*Set task*. Scan the entries below and extract each line with the word "daily" in it.

==== Available records ====

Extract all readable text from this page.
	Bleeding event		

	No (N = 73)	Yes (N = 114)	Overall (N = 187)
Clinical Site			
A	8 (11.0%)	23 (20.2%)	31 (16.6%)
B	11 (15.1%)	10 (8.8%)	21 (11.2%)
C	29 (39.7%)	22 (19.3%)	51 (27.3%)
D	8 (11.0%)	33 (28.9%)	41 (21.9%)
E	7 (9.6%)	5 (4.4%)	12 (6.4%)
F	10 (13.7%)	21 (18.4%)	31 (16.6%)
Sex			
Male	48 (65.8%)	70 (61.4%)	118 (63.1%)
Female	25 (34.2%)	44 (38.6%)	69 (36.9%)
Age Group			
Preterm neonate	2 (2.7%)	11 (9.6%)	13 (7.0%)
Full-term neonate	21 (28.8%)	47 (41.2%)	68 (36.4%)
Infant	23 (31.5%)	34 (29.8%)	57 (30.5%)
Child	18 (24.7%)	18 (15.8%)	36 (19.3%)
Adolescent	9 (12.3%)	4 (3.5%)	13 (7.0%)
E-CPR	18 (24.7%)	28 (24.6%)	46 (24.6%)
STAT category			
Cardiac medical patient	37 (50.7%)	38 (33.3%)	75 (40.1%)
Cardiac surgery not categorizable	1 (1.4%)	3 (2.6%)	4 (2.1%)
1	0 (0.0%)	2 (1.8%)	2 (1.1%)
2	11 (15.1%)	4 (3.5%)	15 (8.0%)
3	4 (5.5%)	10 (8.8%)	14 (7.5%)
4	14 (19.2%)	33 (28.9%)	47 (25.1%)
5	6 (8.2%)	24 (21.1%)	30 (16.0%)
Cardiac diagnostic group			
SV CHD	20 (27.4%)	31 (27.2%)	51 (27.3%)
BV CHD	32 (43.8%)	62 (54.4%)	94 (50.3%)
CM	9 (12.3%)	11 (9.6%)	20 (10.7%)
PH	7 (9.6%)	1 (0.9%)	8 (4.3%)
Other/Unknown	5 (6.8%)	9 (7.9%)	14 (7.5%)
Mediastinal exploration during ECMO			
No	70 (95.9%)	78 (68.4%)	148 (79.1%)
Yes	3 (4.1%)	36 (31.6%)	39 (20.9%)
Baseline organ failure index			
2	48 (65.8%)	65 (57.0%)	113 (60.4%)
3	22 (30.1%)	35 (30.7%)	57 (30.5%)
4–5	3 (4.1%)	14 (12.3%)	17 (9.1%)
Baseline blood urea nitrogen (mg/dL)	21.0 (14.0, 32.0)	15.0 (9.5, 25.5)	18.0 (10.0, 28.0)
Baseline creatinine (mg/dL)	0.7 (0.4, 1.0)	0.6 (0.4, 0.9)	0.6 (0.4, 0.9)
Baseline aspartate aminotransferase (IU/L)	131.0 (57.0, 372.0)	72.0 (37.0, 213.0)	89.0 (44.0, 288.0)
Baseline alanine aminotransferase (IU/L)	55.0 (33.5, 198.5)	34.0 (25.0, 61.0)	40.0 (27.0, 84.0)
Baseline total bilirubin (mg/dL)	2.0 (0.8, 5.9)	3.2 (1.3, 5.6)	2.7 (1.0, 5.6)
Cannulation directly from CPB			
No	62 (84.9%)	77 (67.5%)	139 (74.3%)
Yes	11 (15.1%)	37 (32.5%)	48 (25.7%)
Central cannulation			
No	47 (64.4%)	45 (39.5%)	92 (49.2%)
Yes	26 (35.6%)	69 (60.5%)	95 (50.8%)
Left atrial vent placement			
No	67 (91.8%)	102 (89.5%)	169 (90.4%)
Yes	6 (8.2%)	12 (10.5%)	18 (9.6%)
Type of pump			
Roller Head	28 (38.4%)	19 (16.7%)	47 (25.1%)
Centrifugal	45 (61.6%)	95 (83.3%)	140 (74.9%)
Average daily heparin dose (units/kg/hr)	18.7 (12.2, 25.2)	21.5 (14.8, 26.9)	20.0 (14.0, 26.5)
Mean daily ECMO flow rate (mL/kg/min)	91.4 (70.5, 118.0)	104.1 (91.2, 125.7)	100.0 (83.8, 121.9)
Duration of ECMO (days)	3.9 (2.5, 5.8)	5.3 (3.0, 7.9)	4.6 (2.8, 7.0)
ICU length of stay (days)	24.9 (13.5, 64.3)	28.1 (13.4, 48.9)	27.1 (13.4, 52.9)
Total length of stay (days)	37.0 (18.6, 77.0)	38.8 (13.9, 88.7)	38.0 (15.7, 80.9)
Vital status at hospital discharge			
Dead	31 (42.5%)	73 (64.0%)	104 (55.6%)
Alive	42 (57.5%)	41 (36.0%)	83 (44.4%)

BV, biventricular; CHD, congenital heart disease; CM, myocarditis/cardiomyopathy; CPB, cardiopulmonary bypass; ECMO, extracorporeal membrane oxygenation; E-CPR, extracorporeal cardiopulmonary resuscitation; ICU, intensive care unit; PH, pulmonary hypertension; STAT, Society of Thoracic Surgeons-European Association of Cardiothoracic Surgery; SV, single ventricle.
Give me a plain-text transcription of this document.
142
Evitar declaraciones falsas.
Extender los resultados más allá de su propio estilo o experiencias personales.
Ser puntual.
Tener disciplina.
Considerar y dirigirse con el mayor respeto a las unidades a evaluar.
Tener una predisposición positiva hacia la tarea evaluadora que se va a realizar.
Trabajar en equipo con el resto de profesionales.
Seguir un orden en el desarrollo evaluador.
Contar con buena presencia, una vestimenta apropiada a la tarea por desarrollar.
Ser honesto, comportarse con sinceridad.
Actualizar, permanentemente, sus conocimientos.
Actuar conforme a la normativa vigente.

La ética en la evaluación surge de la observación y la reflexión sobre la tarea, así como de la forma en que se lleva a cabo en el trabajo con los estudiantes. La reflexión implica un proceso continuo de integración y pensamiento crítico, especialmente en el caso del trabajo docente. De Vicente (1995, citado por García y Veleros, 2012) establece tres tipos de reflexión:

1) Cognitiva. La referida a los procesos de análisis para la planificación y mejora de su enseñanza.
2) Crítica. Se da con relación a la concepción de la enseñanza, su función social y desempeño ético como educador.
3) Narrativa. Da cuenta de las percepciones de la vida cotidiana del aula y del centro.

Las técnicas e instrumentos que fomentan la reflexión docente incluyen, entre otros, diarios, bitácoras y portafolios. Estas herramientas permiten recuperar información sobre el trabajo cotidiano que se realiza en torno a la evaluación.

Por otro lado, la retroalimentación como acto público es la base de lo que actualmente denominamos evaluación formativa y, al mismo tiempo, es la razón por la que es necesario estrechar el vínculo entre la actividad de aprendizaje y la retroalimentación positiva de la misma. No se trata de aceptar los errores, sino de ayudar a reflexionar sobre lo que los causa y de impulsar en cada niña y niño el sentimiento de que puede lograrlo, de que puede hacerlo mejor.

====

*Full output*.
Average daily heparin dose (units/kg/hr)	18.7 (12.2, 25.2)	21.5 (14.8, 26.9)	20.0 (14.0, 26.5)
Mean daily ECMO flow rate (mL/kg/min)	91.4 (70.5, 118.0)	104.1 (91.2, 125.7)	100.0 (83.8, 121.9)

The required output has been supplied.